What is being asked: Repeat verbatim each line from the line with "Output a JSON object describing the text" to the end of the entries. Pictures do not belong in the copy.

Information given:

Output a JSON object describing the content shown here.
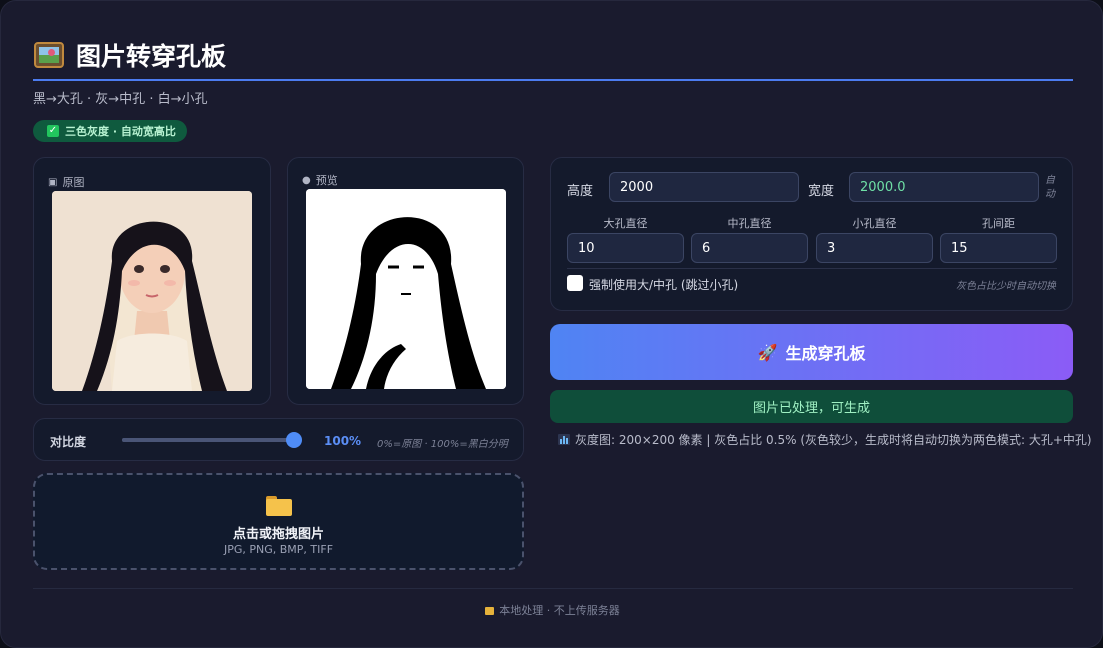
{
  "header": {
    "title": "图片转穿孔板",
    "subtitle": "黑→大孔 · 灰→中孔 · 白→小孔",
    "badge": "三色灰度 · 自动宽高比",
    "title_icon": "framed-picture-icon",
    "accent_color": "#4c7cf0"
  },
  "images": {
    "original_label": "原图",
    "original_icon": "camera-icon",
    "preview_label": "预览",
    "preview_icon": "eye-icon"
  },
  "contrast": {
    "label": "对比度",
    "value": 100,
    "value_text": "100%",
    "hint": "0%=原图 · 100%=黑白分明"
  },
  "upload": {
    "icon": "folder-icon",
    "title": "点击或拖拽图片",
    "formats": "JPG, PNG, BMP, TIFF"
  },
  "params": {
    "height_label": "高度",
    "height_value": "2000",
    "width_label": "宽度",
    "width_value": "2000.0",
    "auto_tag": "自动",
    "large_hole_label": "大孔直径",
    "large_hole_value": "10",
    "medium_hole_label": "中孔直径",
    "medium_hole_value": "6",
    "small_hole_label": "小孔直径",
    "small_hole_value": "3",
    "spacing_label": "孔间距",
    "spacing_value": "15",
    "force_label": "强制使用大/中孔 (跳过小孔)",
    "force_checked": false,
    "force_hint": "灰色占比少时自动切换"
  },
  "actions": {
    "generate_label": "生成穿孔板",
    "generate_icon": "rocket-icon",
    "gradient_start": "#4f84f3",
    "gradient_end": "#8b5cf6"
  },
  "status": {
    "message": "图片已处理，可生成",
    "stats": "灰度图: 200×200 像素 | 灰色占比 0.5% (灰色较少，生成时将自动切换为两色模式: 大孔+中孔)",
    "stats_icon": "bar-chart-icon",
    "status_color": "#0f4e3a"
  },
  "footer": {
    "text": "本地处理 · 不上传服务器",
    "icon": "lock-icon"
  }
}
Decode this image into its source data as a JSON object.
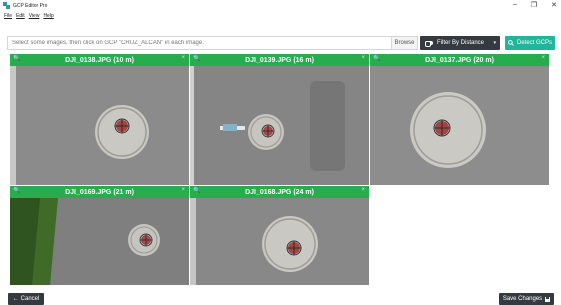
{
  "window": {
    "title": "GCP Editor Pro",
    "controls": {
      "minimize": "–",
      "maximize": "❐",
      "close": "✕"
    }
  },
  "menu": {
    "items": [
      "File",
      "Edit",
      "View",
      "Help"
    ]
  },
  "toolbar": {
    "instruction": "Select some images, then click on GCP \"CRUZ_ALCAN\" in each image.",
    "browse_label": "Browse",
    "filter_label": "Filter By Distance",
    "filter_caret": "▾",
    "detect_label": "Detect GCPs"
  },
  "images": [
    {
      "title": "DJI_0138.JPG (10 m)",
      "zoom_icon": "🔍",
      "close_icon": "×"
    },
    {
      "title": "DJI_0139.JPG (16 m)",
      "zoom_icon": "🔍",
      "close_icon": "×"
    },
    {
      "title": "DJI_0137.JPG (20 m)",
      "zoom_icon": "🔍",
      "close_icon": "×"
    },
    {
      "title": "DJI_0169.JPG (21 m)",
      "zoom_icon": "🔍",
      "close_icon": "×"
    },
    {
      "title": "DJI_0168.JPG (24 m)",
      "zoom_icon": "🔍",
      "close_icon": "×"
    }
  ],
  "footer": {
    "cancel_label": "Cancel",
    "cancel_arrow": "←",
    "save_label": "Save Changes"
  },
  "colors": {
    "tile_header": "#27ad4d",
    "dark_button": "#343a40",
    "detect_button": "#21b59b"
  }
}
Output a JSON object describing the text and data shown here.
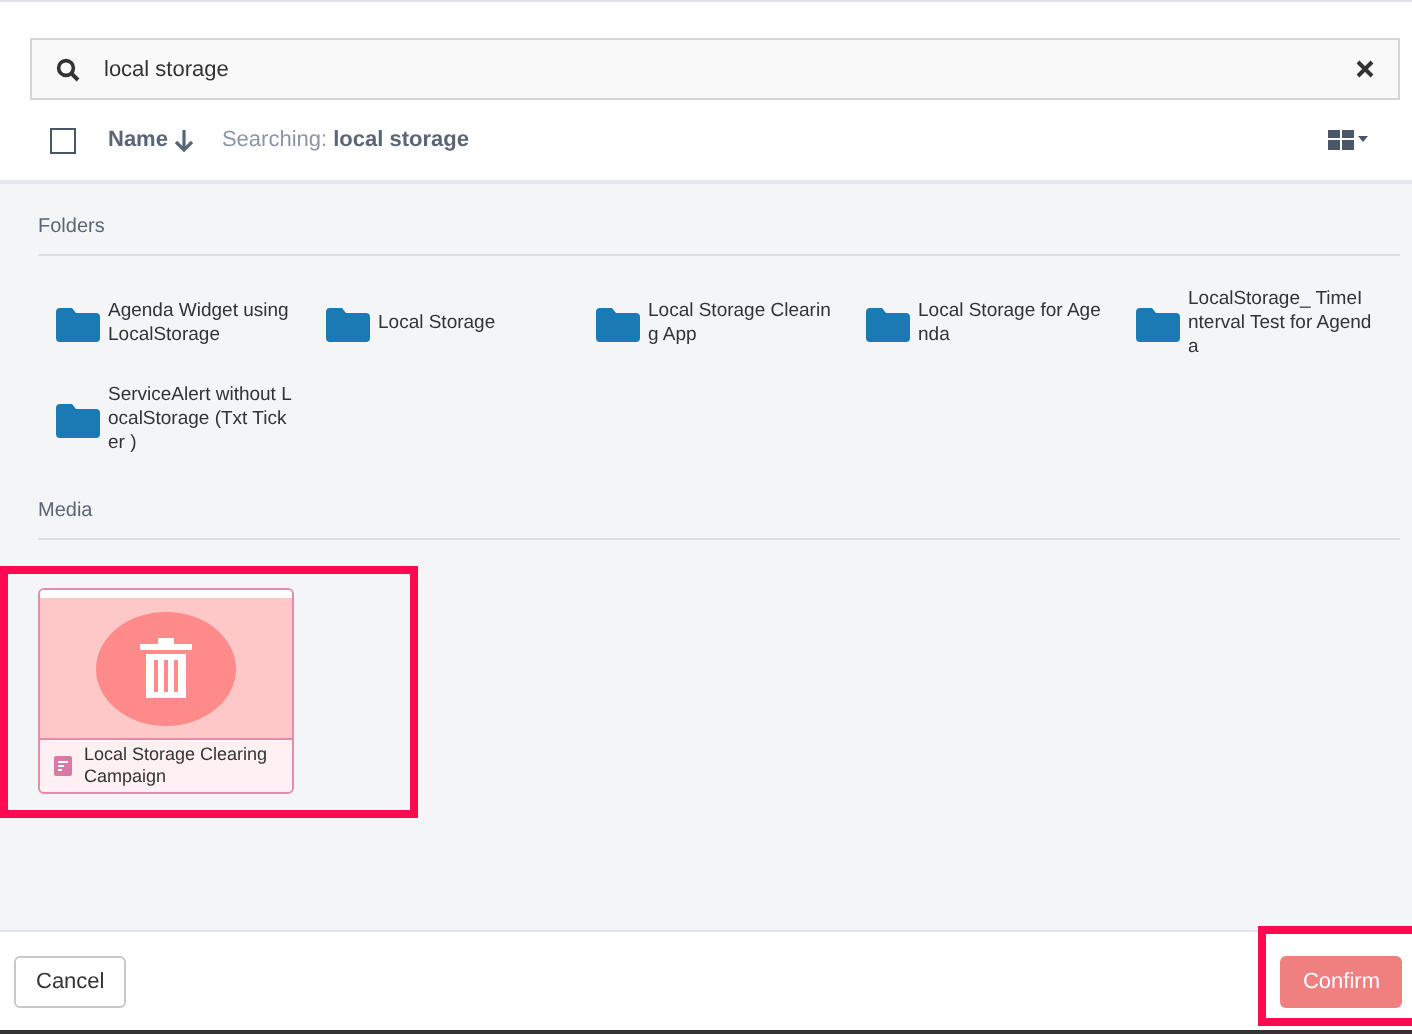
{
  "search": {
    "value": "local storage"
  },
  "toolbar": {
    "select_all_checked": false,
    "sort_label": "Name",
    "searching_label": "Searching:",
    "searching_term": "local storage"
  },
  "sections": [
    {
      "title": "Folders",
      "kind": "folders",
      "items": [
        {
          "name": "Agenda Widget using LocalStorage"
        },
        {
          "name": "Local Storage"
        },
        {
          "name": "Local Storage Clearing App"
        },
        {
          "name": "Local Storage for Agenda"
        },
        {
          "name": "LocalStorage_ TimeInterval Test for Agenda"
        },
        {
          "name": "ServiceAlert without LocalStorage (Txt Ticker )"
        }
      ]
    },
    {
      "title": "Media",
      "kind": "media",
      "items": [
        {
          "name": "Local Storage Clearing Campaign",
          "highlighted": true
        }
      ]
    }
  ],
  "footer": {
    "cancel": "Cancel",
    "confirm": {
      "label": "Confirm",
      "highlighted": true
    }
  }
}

Task output:
Output a JSON object describing the text and data shown here.
{
  "search": {
    "value": "local storage"
  },
  "toolbar": {
    "select_all_checked": false,
    "sort_label": "Name",
    "searching_label": "Searching:",
    "searching_term": "local storage"
  },
  "sections": [
    {
      "title": "Folders",
      "kind": "folders",
      "items": [
        {
          "name": "Agenda Widget using LocalStorage"
        },
        {
          "name": "Local Storage"
        },
        {
          "name": "Local Storage Clearing App"
        },
        {
          "name": "Local Storage for Agenda"
        },
        {
          "name": "LocalStorage_ TimeInterval Test for Agenda"
        },
        {
          "name": "ServiceAlert without LocalStorage (Txt Ticker )"
        }
      ]
    },
    {
      "title": "Media",
      "kind": "media",
      "items": [
        {
          "name": "Local Storage Clearing Campaign",
          "highlighted": true
        }
      ]
    }
  ],
  "footer": {
    "cancel": "Cancel",
    "confirm": {
      "label": "Confirm",
      "highlighted": true
    }
  }
}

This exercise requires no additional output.